_TEXT_.
-*-
OK, Congress, it’s your turn to fix DACA

So, now we’re left to hope that Congress — the outfit that couldn’t come up with a plan to repeal and replace the Affordable Care Act — is supposed to find a legislative answer for undocumented immigrants who came here as children.

U.S. Attorney General Jeff Sessions announced that the Differed Action for Children Arrivals is being rescinded in six months. Congress has a chance, then, to enact a law that gives DACA residents a fighting chance at avoiding deportation to countries they didn’t know. Why is that? Because they have lived their lives as Americans. They came here as children when their parents sneaked into the country.

Donald J. Trump now wants to punish those individuals for the sins of their parents.

Sessions said today that President Obama’s executive order establishing the DACA program is “unconstitutional.”

Read Sessions remarks here.

If that’s the case — and it’s debatable, of course — then Congress has the chance to make it right for those who have lived as de facto Americans. Their “home country” is the United States of America.
-*-
_DATA ROWS_.
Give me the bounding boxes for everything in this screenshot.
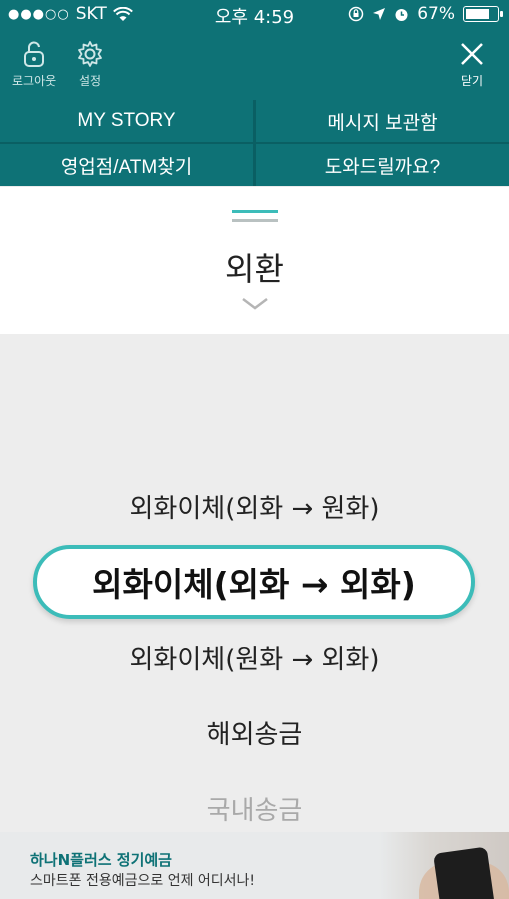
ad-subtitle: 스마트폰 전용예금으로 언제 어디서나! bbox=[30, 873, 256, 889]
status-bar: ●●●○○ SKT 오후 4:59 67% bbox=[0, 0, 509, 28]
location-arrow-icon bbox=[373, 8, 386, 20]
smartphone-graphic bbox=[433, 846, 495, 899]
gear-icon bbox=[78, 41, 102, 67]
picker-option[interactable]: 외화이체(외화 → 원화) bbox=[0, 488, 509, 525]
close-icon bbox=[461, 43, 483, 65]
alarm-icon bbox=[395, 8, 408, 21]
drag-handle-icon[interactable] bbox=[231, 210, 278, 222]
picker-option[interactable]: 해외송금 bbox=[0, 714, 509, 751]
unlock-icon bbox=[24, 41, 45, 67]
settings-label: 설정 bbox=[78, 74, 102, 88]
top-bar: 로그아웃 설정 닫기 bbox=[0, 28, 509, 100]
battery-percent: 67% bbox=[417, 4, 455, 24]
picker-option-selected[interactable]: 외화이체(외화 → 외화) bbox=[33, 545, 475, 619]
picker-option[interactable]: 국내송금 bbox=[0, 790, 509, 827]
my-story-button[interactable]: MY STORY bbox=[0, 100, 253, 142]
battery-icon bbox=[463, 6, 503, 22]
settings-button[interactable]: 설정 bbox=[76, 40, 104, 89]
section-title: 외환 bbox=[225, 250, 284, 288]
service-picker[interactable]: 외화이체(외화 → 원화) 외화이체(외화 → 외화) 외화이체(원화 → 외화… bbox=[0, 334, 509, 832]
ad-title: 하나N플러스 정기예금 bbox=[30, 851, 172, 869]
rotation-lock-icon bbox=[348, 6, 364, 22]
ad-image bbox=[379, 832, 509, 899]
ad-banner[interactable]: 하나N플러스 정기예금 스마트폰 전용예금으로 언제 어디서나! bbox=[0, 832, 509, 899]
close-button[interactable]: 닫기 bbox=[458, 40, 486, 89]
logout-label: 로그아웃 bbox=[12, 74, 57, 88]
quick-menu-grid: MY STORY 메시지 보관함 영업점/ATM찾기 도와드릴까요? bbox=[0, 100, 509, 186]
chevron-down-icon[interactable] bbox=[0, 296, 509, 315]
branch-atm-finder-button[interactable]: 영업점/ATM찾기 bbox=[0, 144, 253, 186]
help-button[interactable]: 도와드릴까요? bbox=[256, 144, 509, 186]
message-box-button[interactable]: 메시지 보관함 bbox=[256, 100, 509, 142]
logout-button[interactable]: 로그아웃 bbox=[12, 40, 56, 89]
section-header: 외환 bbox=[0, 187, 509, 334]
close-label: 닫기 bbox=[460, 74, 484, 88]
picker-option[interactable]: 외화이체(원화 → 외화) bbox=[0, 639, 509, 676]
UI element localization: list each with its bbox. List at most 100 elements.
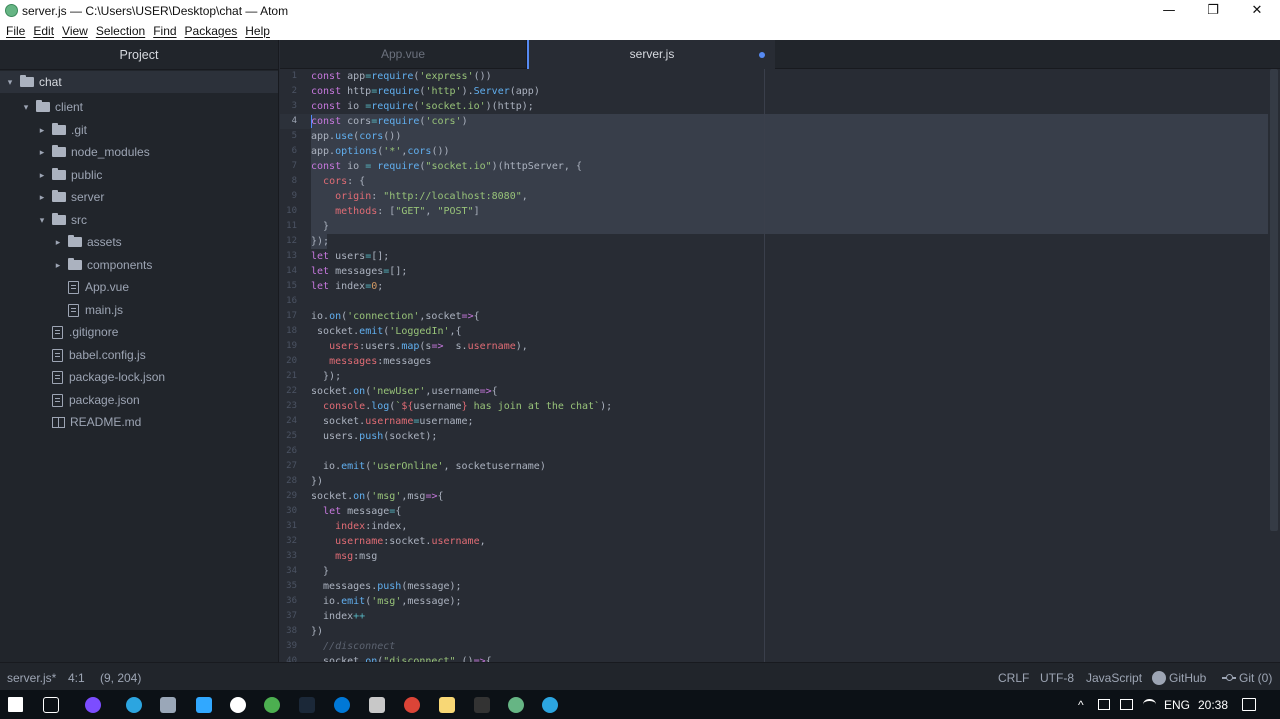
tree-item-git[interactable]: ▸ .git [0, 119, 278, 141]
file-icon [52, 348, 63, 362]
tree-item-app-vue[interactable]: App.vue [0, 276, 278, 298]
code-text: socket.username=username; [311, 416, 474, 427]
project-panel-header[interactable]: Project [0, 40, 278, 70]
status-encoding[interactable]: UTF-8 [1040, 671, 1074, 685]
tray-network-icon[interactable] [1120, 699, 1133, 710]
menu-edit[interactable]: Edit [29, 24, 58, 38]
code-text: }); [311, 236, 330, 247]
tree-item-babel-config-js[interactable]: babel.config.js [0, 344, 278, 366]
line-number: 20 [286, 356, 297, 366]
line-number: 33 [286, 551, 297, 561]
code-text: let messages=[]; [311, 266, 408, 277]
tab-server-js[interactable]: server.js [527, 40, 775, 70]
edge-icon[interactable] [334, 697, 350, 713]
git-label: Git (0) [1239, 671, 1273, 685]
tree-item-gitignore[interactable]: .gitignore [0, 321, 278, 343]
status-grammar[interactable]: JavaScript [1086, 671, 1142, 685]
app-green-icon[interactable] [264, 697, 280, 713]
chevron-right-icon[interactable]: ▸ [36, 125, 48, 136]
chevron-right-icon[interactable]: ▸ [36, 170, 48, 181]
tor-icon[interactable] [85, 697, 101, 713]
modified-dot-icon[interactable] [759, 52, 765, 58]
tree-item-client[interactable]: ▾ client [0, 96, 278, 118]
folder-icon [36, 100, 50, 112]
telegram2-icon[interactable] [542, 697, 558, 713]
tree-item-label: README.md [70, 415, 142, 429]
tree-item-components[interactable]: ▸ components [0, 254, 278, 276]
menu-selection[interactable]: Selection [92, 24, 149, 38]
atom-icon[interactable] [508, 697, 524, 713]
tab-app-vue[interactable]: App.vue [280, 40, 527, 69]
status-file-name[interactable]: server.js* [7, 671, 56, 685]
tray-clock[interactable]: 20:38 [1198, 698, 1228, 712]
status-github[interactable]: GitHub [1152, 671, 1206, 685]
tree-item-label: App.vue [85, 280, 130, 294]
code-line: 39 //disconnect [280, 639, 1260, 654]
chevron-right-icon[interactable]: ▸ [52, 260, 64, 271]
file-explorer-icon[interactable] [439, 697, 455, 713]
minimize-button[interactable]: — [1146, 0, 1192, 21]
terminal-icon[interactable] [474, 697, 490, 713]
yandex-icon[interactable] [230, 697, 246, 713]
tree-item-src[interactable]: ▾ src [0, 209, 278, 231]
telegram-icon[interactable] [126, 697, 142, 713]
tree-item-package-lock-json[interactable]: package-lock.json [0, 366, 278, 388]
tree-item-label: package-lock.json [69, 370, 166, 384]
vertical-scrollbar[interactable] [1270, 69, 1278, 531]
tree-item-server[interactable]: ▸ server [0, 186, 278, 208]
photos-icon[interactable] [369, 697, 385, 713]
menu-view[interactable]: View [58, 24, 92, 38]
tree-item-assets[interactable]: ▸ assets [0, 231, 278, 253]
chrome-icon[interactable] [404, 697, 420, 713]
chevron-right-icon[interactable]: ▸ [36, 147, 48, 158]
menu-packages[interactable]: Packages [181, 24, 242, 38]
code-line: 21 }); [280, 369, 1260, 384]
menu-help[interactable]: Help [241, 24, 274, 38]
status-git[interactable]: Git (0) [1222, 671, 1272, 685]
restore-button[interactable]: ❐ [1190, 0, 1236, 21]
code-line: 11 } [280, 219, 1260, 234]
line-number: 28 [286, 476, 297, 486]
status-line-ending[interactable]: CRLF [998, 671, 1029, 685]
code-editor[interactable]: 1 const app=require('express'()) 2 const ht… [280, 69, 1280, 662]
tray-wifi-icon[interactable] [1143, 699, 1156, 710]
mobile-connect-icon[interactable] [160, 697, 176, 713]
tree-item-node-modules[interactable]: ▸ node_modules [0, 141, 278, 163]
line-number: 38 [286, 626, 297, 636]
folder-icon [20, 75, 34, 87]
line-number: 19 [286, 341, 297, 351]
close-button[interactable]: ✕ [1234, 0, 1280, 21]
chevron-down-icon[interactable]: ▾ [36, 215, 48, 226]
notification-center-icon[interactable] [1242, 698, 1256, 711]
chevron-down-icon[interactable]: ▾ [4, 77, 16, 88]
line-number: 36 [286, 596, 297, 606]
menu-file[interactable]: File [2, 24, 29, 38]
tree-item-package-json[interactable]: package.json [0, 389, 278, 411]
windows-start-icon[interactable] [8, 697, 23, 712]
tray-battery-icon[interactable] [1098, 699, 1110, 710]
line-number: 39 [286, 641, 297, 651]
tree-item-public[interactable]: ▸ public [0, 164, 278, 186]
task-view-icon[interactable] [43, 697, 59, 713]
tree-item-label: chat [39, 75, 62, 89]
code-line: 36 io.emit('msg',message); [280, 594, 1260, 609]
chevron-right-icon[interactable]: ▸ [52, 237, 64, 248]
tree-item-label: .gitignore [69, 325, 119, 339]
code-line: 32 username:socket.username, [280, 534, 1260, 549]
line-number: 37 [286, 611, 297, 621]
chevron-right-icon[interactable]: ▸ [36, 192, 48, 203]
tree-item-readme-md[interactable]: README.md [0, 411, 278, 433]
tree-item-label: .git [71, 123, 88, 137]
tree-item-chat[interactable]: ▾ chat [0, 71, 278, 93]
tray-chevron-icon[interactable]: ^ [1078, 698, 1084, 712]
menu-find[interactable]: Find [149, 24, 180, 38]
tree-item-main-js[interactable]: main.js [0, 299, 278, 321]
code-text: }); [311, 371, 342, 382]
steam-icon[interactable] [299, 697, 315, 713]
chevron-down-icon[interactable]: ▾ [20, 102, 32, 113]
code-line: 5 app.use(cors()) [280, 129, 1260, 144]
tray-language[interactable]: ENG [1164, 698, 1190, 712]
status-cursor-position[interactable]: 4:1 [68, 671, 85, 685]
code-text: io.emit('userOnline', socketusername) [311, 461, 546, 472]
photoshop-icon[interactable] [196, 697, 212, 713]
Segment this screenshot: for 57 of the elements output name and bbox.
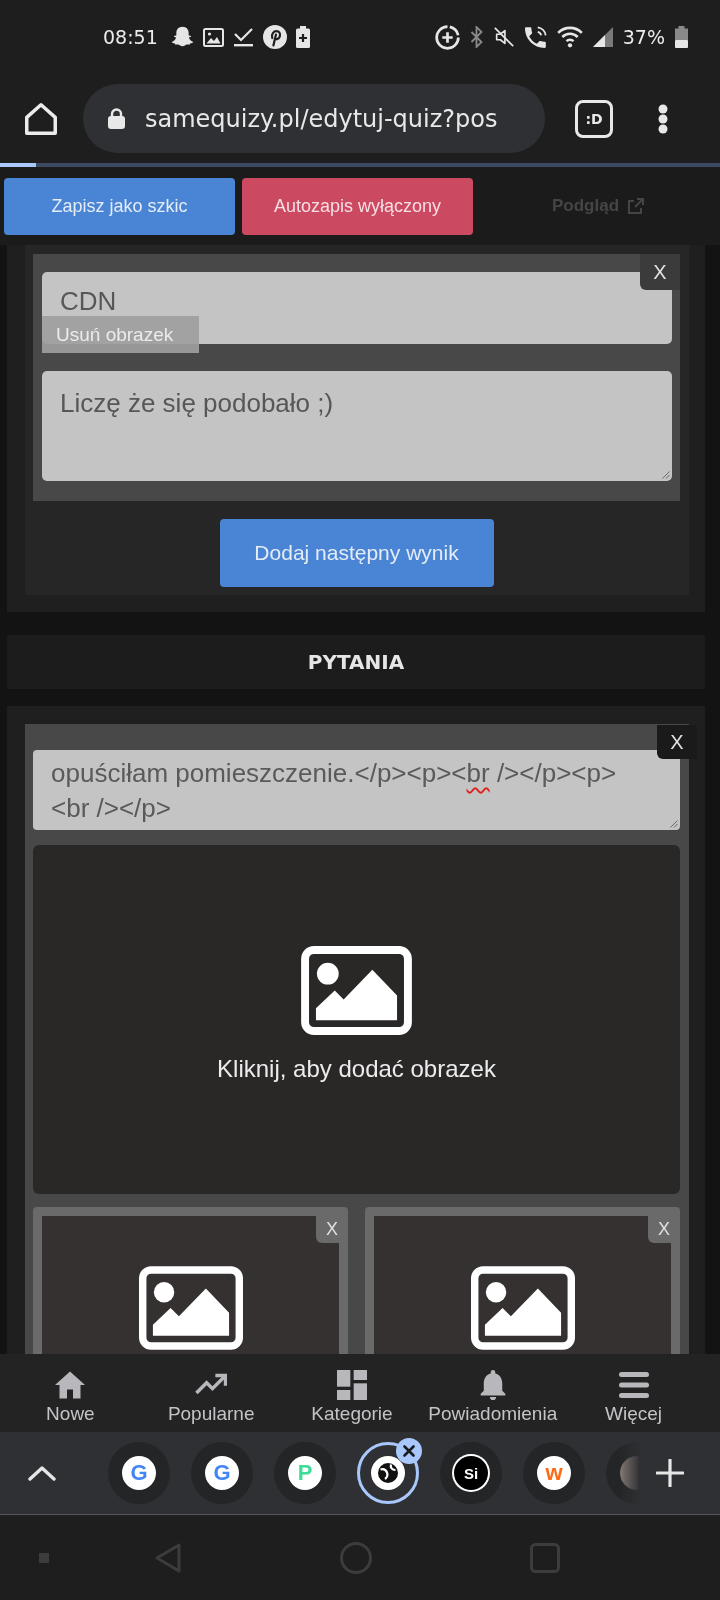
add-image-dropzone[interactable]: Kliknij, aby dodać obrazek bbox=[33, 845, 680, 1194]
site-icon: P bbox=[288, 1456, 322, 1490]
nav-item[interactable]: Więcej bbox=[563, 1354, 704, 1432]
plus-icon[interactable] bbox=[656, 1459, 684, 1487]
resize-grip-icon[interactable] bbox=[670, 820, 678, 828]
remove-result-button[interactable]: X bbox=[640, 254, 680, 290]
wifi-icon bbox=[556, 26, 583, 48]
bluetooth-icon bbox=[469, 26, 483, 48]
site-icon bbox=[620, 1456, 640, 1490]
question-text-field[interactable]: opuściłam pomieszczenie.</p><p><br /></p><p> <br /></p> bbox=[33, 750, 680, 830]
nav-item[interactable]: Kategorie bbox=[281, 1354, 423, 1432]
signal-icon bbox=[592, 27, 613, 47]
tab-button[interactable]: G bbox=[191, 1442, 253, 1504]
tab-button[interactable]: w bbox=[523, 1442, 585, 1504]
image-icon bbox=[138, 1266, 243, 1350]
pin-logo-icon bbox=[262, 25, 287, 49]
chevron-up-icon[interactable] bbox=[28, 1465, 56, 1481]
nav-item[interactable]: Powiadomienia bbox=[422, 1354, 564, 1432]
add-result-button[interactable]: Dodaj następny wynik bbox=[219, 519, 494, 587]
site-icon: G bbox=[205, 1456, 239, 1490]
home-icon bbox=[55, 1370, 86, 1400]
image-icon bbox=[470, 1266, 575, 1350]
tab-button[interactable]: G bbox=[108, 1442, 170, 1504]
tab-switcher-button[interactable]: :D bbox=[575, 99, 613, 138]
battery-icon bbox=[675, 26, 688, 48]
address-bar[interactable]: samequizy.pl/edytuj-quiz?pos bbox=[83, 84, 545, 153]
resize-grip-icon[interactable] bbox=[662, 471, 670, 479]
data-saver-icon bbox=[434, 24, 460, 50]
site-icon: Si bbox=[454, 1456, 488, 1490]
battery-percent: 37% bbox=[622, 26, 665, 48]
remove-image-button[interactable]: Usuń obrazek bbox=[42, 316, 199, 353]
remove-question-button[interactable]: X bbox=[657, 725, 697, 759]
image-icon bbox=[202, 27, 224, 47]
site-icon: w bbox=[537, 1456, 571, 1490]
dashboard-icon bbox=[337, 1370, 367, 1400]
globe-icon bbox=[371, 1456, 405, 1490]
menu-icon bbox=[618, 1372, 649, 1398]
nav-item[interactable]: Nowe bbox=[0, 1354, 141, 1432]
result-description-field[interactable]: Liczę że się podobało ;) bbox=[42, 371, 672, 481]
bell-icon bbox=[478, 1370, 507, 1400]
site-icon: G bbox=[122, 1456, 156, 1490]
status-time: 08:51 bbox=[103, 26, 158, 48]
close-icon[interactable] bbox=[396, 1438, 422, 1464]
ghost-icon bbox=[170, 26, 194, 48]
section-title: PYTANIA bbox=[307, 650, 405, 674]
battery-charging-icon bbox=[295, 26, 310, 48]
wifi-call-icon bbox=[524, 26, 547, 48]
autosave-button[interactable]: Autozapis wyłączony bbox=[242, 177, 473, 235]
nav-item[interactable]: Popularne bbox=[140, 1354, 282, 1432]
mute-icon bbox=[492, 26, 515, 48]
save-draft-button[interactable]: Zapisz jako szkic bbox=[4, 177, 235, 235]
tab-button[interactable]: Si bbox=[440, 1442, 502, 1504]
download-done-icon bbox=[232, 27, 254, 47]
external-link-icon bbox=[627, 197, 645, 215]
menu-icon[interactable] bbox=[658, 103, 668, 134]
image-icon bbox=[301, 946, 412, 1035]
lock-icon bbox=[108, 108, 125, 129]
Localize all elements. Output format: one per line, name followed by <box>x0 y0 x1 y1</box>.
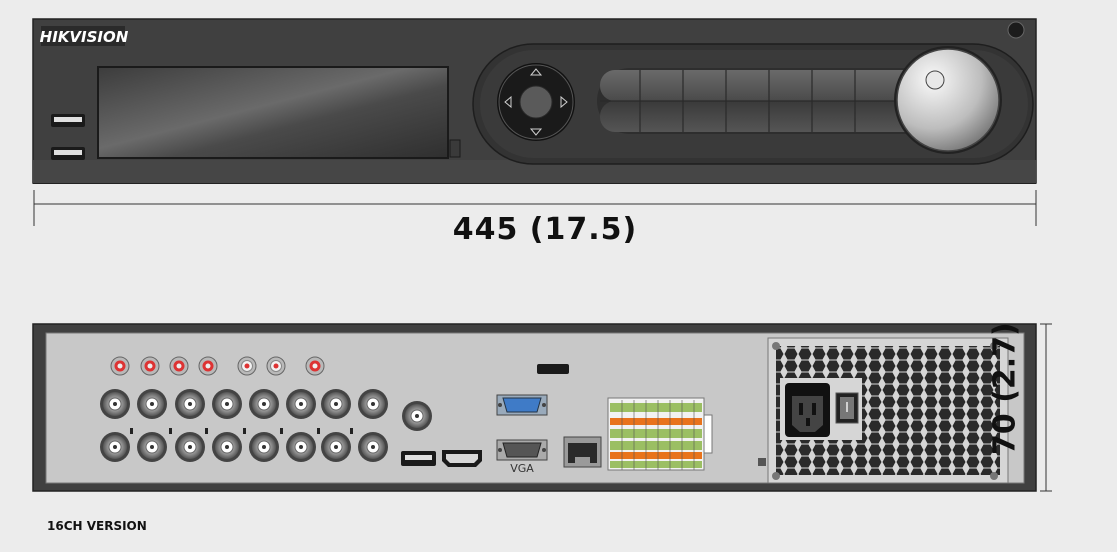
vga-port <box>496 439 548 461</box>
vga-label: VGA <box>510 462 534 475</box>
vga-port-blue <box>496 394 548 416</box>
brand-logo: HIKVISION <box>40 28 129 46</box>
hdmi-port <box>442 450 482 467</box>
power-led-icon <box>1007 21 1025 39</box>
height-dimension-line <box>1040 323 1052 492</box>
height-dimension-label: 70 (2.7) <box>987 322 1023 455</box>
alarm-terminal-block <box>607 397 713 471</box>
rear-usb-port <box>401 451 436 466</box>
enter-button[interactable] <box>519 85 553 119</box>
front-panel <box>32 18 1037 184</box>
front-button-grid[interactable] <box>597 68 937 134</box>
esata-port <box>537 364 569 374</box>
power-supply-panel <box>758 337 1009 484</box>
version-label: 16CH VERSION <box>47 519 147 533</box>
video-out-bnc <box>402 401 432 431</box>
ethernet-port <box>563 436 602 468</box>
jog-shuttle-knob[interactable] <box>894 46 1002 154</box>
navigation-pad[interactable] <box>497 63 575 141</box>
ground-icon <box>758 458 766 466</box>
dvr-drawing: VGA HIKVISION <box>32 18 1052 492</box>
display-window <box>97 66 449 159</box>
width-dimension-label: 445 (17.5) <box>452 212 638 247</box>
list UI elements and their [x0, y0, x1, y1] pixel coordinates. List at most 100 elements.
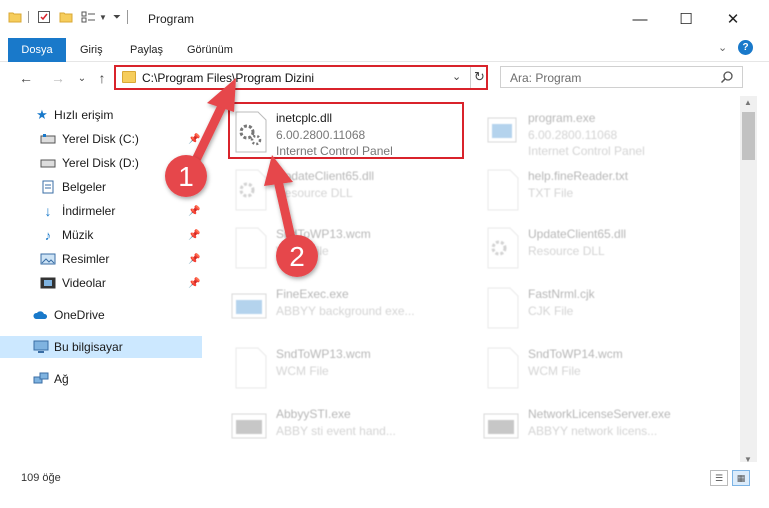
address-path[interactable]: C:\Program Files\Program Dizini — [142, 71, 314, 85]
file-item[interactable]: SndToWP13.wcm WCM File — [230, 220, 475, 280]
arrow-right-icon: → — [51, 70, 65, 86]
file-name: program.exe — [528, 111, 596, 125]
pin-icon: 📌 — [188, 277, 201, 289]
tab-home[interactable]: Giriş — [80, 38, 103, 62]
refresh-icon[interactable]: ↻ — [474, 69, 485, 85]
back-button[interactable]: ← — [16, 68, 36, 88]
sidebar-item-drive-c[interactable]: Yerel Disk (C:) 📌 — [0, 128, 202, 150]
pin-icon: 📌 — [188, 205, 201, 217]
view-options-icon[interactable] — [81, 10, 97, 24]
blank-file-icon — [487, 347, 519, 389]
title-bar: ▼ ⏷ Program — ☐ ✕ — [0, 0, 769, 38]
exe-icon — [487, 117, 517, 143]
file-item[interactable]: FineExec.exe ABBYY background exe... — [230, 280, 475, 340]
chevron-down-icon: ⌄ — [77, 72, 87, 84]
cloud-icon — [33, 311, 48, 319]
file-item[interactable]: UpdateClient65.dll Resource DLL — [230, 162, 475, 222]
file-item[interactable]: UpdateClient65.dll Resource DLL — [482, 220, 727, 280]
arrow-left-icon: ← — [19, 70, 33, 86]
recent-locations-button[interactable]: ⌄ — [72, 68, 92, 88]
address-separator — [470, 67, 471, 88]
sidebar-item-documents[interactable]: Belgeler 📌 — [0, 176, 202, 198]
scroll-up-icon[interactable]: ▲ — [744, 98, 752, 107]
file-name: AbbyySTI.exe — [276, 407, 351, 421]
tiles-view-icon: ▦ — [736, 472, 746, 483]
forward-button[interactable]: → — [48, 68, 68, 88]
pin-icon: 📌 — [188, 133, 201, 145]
-*-
_GIVEN TASK 1_.
Please output the passage of the DACA commentary from "So, now we’re" to "of their parents.", word for word.
_GIVEN TASK 2_.
According to the DACA commentary, when will DACA be rescinded?
_GIVEN TASK 3_.
Name every individual person that the DACA commentary mentions by name.
Rely only on the DACA commentary to answer these.

_FULL OUTPUT 1_.
So, now we’re left to hope that Congress — the outfit that couldn’t come up with a plan to repeal and replace the Affordable Care Act — is supposed to find a legislative answer for undocumented immigrants who came here as children.

U.S. Attorney General Jeff Sessions announced that the Differed Action for Children Arrivals is being rescinded in six months. Congress has a chance, then, to enact a law that gives DACA residents a fighting chance at avoiding deportation to countries they didn’t know. Why is that? Because they have lived their lives as Americans. They came here as children when their parents sneaked into the country.

Donald J. Trump now wants to punish those individuals for the sins of their parents.

_FULL OUTPUT 2_.
In six months.

_FULL OUTPUT 3_.
Jeff Sessions, Donald J. Trump, President Obama